**Task objective**
Reproduce each line of the material precisely.
┌─ Material to process
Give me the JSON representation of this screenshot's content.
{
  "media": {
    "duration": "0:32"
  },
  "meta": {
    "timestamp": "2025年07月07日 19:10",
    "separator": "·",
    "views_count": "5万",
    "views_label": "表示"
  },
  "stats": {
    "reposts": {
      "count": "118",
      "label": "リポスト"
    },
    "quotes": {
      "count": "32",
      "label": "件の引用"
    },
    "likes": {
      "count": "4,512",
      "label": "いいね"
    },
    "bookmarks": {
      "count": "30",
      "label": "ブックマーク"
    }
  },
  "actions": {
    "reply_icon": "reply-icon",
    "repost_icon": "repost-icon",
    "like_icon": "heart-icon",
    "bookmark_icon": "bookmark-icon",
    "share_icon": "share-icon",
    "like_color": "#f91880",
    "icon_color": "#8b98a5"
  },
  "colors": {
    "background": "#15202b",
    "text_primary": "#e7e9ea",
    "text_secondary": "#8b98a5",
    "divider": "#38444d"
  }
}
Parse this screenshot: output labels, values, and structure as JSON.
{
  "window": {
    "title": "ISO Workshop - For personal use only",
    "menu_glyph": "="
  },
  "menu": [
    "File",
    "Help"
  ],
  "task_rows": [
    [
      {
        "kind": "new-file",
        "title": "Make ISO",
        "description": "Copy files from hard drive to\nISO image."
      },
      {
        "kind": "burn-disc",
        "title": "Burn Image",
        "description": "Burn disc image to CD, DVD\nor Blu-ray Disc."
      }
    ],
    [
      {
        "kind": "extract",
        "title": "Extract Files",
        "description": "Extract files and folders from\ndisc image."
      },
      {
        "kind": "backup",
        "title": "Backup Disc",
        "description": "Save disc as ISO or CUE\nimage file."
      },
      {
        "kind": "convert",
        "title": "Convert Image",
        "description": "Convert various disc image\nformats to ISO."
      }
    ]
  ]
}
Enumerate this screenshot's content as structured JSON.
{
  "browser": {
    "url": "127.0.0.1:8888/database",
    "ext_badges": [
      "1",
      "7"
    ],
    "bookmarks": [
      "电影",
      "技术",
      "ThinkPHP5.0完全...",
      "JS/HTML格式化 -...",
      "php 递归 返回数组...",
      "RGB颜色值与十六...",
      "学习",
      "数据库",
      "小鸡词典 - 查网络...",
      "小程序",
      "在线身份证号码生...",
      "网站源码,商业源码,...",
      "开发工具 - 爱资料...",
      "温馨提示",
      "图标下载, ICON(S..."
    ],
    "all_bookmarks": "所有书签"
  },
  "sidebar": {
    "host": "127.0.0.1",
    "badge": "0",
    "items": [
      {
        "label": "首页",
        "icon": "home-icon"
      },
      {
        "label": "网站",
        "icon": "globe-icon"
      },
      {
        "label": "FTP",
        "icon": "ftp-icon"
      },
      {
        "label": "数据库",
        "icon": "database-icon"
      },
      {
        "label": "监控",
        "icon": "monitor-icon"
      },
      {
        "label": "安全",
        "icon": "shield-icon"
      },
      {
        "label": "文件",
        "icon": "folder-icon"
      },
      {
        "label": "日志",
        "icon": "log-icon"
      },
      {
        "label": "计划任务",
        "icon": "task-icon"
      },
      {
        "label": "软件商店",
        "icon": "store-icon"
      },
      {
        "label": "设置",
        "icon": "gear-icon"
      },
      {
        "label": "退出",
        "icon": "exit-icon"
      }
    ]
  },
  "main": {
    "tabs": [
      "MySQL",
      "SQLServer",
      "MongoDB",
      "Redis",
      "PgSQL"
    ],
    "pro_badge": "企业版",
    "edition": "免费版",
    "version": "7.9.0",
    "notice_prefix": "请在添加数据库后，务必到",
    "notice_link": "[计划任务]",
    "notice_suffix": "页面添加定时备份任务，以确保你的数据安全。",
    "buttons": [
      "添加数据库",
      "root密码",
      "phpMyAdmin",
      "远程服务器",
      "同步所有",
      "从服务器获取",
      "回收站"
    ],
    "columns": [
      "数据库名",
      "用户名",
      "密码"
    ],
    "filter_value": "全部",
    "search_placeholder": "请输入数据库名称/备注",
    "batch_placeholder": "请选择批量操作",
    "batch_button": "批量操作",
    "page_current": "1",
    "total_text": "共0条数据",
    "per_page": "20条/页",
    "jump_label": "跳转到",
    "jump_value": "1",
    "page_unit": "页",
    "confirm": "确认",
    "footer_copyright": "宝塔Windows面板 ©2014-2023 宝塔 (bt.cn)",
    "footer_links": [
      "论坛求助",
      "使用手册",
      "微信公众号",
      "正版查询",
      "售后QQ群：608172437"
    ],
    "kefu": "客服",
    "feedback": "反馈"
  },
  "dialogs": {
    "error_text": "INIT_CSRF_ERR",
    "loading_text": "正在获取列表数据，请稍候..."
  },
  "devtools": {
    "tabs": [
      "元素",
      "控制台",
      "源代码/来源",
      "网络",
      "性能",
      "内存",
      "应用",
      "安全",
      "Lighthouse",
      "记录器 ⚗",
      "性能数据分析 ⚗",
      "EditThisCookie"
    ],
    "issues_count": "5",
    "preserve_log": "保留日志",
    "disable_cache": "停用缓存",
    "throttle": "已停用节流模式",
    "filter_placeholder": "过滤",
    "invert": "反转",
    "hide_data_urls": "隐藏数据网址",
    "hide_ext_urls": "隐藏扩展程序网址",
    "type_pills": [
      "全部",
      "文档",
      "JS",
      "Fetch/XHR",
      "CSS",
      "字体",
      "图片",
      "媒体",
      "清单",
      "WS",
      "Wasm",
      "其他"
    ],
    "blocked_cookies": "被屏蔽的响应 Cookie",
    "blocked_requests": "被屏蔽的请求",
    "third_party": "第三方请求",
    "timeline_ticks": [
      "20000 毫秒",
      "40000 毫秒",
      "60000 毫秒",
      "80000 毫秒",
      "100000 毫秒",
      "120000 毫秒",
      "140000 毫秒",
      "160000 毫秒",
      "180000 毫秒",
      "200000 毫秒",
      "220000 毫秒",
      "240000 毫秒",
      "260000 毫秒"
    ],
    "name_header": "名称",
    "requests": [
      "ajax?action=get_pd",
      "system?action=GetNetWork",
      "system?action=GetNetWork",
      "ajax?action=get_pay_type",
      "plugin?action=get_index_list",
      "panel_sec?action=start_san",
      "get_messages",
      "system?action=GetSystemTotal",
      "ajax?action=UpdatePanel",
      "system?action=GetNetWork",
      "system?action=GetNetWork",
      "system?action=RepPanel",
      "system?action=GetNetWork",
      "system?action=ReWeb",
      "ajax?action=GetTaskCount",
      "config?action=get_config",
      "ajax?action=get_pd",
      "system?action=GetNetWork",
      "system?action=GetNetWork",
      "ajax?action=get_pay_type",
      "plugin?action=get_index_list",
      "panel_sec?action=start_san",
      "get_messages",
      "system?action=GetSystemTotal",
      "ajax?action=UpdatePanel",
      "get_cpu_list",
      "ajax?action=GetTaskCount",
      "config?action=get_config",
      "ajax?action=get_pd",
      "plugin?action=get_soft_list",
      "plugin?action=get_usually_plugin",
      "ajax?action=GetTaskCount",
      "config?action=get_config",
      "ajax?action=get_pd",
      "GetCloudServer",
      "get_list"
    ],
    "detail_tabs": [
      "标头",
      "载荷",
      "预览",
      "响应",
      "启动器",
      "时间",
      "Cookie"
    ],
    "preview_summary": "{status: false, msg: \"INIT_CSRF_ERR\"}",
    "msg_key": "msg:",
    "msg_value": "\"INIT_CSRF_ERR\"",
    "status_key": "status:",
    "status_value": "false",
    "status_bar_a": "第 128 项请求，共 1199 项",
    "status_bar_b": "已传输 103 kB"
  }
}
└─
**Result**
Give me the JSON representation of this screenshot's content.
{
  "media": {
    "duration": "0:32"
  },
  "meta": {
    "timestamp": "2025年07月07日 19:10",
    "separator": "·",
    "views_count": "5万",
    "views_label": "表示"
  },
  "stats": {
    "reposts": {
      "count": "118",
      "label": "リポスト"
    },
    "quotes": {
      "count": "32",
      "label": "件の引用"
    },
    "likes": {
      "count": "4,512",
      "label": "いいね"
    },
    "bookmarks": {
      "count": "30",
      "label": "ブックマーク"
    }
  },
  "actions": {
    "reply_icon": "reply-icon",
    "repost_icon": "repost-icon",
    "like_icon": "heart-icon",
    "bookmark_icon": "bookmark-icon",
    "share_icon": "share-icon",
    "like_color": "#f91880",
    "icon_color": "#8b98a5"
  },
  "colors": {
    "background": "#15202b",
    "text_primary": "#e7e9ea",
    "text_secondary": "#8b98a5",
    "divider": "#38444d"
  }
}
Parse this screenshot: output labels, values, and structure as JSON.
{
  "window": {
    "title": "ISO Workshop - For personal use only",
    "menu_glyph": "="
  },
  "menu": [
    "File",
    "Help"
  ],
  "task_rows": [
    [
      {
        "kind": "new-file",
        "title": "Make ISO",
        "description": "Copy files from hard drive to\nISO image."
      },
      {
        "kind": "burn-disc",
        "title": "Burn Image",
        "description": "Burn disc image to CD, DVD\nor Blu-ray Disc."
      }
    ],
    [
      {
        "kind": "extract",
        "title": "Extract Files",
        "description": "Extract files and folders from\ndisc image."
      },
      {
        "kind": "backup",
        "title": "Backup Disc",
        "description": "Save disc as ISO or CUE\nimage file."
      },
      {
        "kind": "convert",
        "title": "Convert Image",
        "description": "Convert various disc image\nformats to ISO."
      }
    ]
  ]
}
Enumerate this screenshot's content as structured JSON.
{
  "browser": {
    "url": "127.0.0.1:8888/database",
    "ext_badges": [
      "1",
      "7"
    ],
    "bookmarks": [
      "电影",
      "技术",
      "ThinkPHP5.0完全...",
      "JS/HTML格式化 -...",
      "php 递归 返回数组...",
      "RGB颜色值与十六...",
      "学习",
      "数据库",
      "小鸡词典 - 查网络...",
      "小程序",
      "在线身份证号码生...",
      "网站源码,商业源码,...",
      "开发工具 - 爱资料...",
      "温馨提示",
      "图标下载, ICON(S..."
    ],
    "all_bookmarks": "所有书签"
  },
  "sidebar": {
    "host": "127.0.0.1",
    "badge": "0",
    "items": [
      {
        "label": "首页",
        "icon": "home-icon"
      },
      {
        "label": "网站",
        "icon": "globe-icon"
      },
      {
        "label": "FTP",
        "icon": "ftp-icon"
      },
      {
        "label": "数据库",
        "icon": "database-icon"
      },
      {
        "label": "监控",
        "icon": "monitor-icon"
      },
      {
        "label": "安全",
        "icon": "shield-icon"
      },
      {
        "label": "文件",
        "icon": "folder-icon"
      },
      {
        "label": "日志",
        "icon": "log-icon"
      },
      {
        "label": "计划任务",
        "icon": "task-icon"
      },
      {
        "label": "软件商店",
        "icon": "store-icon"
      },
      {
        "label": "设置",
        "icon": "gear-icon"
      },
      {
        "label": "退出",
        "icon": "exit-icon"
      }
    ]
  },
  "main": {
    "tabs": [
      "MySQL",
      "SQLServer",
      "MongoDB",
      "Redis",
      "PgSQL"
    ],
    "pro_badge": "企业版",
    "edition": "免费版",
    "version": "7.9.0",
    "notice_prefix": "请在添加数据库后，务必到",
    "notice_link": "[计划任务]",
    "notice_suffix": "页面添加定时备份任务，以确保你的数据安全。",
    "buttons": [
      "添加数据库",
      "root密码",
      "phpMyAdmin",
      "远程服务器",
      "同步所有",
      "从服务器获取",
      "回收站"
    ],
    "columns": [
      "数据库名",
      "用户名",
      "密码"
    ],
    "filter_value": "全部",
    "search_placeholder": "请输入数据库名称/备注",
    "batch_placeholder": "请选择批量操作",
    "batch_button": "批量操作",
    "page_current": "1",
    "total_text": "共0条数据",
    "per_page": "20条/页",
    "jump_label": "跳转到",
    "jump_value": "1",
    "page_unit": "页",
    "confirm": "确认",
    "footer_copyright": "宝塔Windows面板 ©2014-2023 宝塔 (bt.cn)",
    "footer_links": [
      "论坛求助",
      "使用手册",
      "微信公众号",
      "正版查询",
      "售后QQ群：608172437"
    ],
    "kefu": "客服",
    "feedback": "反馈"
  },
  "dialogs": {
    "error_text": "INIT_CSRF_ERR",
    "loading_text": "正在获取列表数据，请稍候..."
  },
  "devtools": {
    "tabs": [
      "元素",
      "控制台",
      "源代码/来源",
      "网络",
      "性能",
      "内存",
      "应用",
      "安全",
      "Lighthouse",
      "记录器 ⚗",
      "性能数据分析 ⚗",
      "EditThisCookie"
    ],
    "issues_count": "5",
    "preserve_log": "保留日志",
    "disable_cache": "停用缓存",
    "throttle": "已停用节流模式",
    "filter_placeholder": "过滤",
    "invert": "反转",
    "hide_data_urls": "隐藏数据网址",
    "hide_ext_urls": "隐藏扩展程序网址",
    "type_pills": [
      "全部",
      "文档",
      "JS",
      "Fetch/XHR",
      "CSS",
      "字体",
      "图片",
      "媒体",
      "清单",
      "WS",
      "Wasm",
      "其他"
    ],
    "blocked_cookies": "被屏蔽的响应 Cookie",
    "blocked_requests": "被屏蔽的请求",
    "third_party": "第三方请求",
    "timeline_ticks": [
      "20000 毫秒",
      "40000 毫秒",
      "60000 毫秒",
      "80000 毫秒",
      "100000 毫秒",
      "120000 毫秒",
      "140000 毫秒",
      "160000 毫秒",
      "180000 毫秒",
      "200000 毫秒",
      "220000 毫秒",
      "240000 毫秒",
      "260000 毫秒"
    ],
    "name_header": "名称",
    "requests": [
      "ajax?action=get_pd",
      "system?action=GetNetWork",
      "system?action=GetNetWork",
      "ajax?action=get_pay_type",
      "plugin?action=get_index_list",
      "panel_sec?action=start_san",
      "get_messages",
      "system?action=GetSystemTotal",
      "ajax?action=UpdatePanel",
      "system?action=GetNetWork",
      "system?action=GetNetWork",
      "system?action=RepPanel",
      "system?action=GetNetWork",
      "system?action=ReWeb",
      "ajax?action=GetTaskCount",
      "config?action=get_config",
      "ajax?action=get_pd",
      "system?action=GetNetWork",
      "system?action=GetNetWork",
      "ajax?action=get_pay_type",
      "plugin?action=get_index_list",
      "panel_sec?action=start_san",
      "get_messages",
      "system?action=GetSystemTotal",
      "ajax?action=UpdatePanel",
      "get_cpu_list",
      "ajax?action=GetTaskCount",
      "config?action=get_config",
      "ajax?action=get_pd",
      "plugin?action=get_soft_list",
      "plugin?action=get_usually_plugin",
      "ajax?action=GetTaskCount",
      "config?action=get_config",
      "ajax?action=get_pd",
      "GetCloudServer",
      "get_list"
    ],
    "detail_tabs": [
      "标头",
      "载荷",
      "预览",
      "响应",
      "启动器",
      "时间",
      "Cookie"
    ],
    "preview_summary": "{status: false, msg: \"INIT_CSRF_ERR\"}",
    "msg_key": "msg:",
    "msg_value": "\"INIT_CSRF_ERR\"",
    "status_key": "status:",
    "status_value": "false",
    "status_bar_a": "第 128 项请求，共 1199 项",
    "status_bar_b": "已传输 103 kB"
  }
}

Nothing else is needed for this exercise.